## To be done
Report the count of lines containing the word "Внутренний" in the entries below, and nothing more.

## Records supplied
------------------------

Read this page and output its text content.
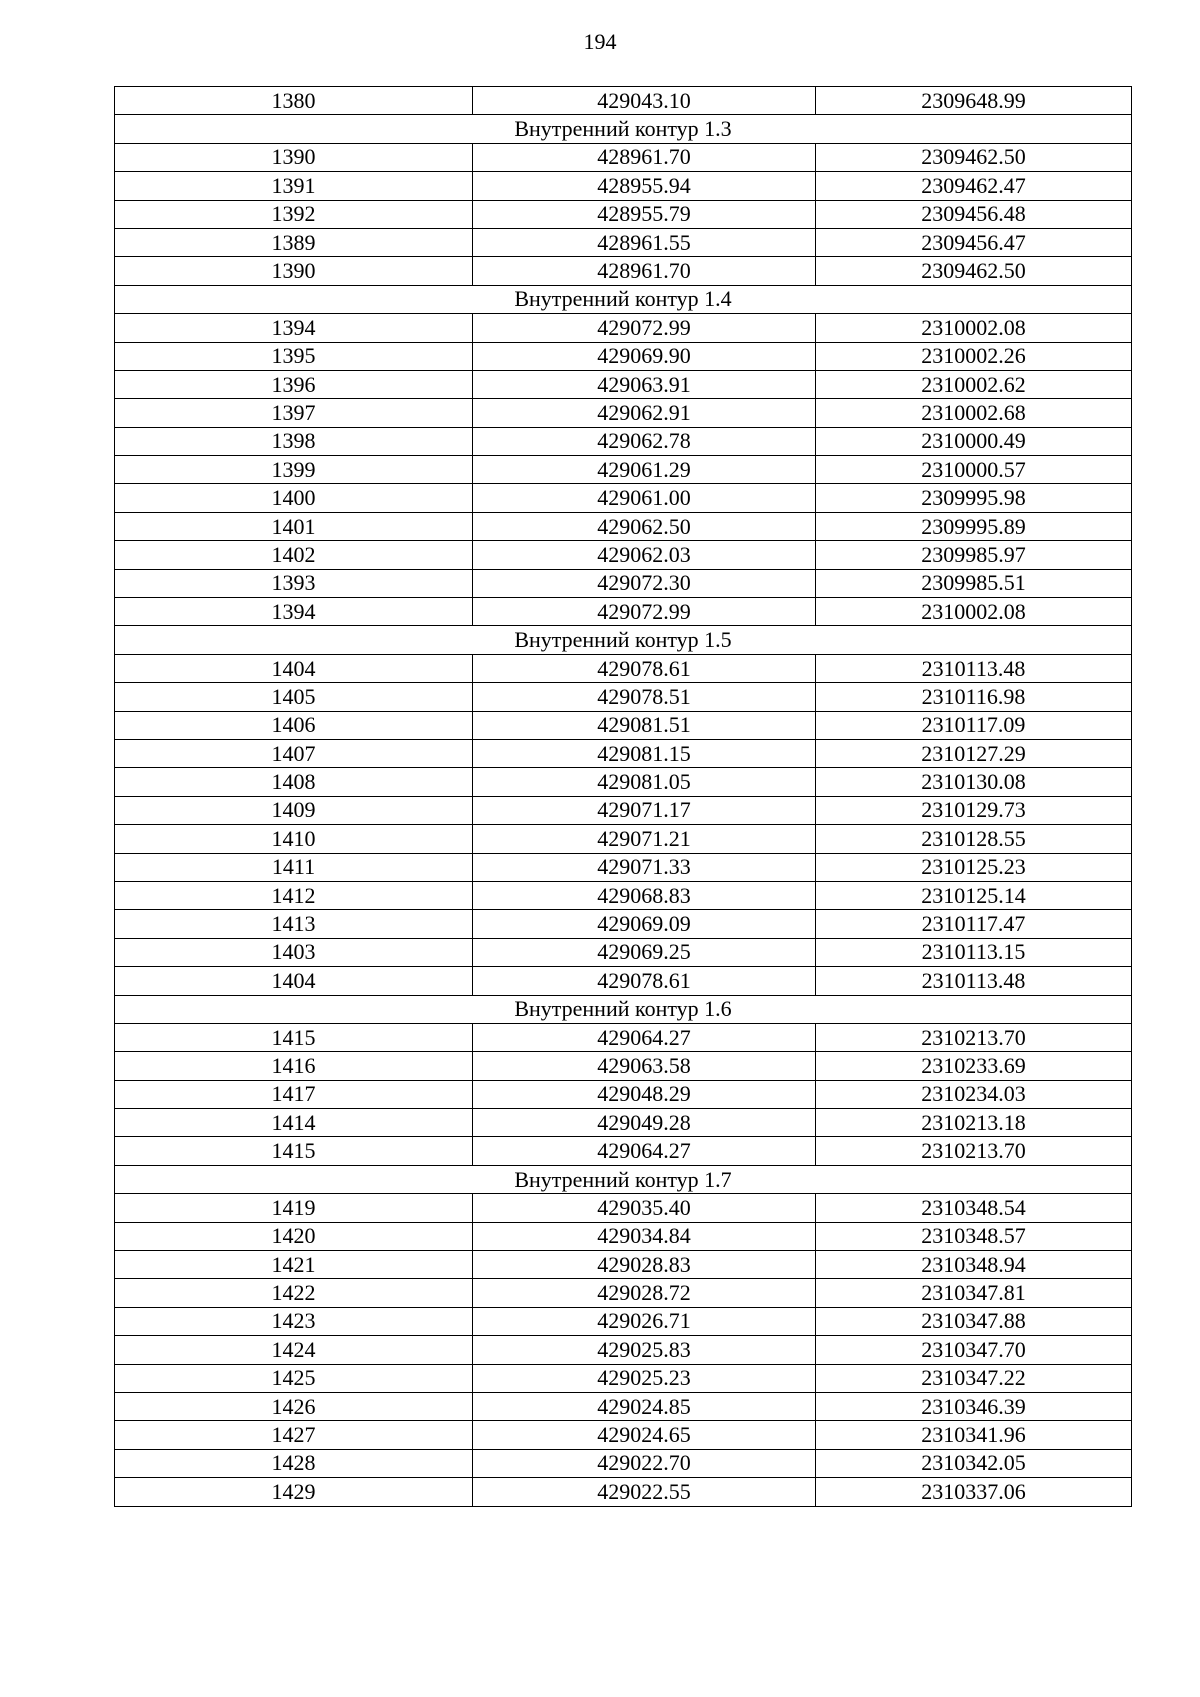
194
1380	429043.10	2309648.99
Внутренний контур 1.3		
1390	428961.70	2309462.50
1391	428955.94	2309462.47
1392	428955.79	2309456.48
1389	428961.55	2309456.47
1390	428961.70	2309462.50
Внутренний контур 1.4		
1394	429072.99	2310002.08
1395	429069.90	2310002.26
1396	429063.91	2310002.62
1397	429062.91	2310002.68
1398	429062.78	2310000.49
1399	429061.29	2310000.57
1400	429061.00	2309995.98
1401	429062.50	2309995.89
1402	429062.03	2309985.97
1393	429072.30	2309985.51
1394	429072.99	2310002.08
Внутренний контур 1.5		
1404	429078.61	2310113.48
1405	429078.51	2310116.98
1406	429081.51	2310117.09
1407	429081.15	2310127.29
1408	429081.05	2310130.08
1409	429071.17	2310129.73
1410	429071.21	2310128.55
1411	429071.33	2310125.23
1412	429068.83	2310125.14
1413	429069.09	2310117.47
1403	429069.25	2310113.15
1404	429078.61	2310113.48
Внутренний контур 1.6		
1415	429064.27	2310213.70
1416	429063.58	2310233.69
1417	429048.29	2310234.03
1414	429049.28	2310213.18
1415	429064.27	2310213.70
Внутренний контур 1.7		
1419	429035.40	2310348.54
1420	429034.84	2310348.57
1421	429028.83	2310348.94
1422	429028.72	2310347.81
1423	429026.71	2310347.88
1424	429025.83	2310347.70
1425	429025.23	2310347.22
1426	429024.85	2310346.39
1427	429024.65	2310341.96
1428	429022.70	2310342.05
1429	429022.55	2310337.06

------------------------

## Output of the task
5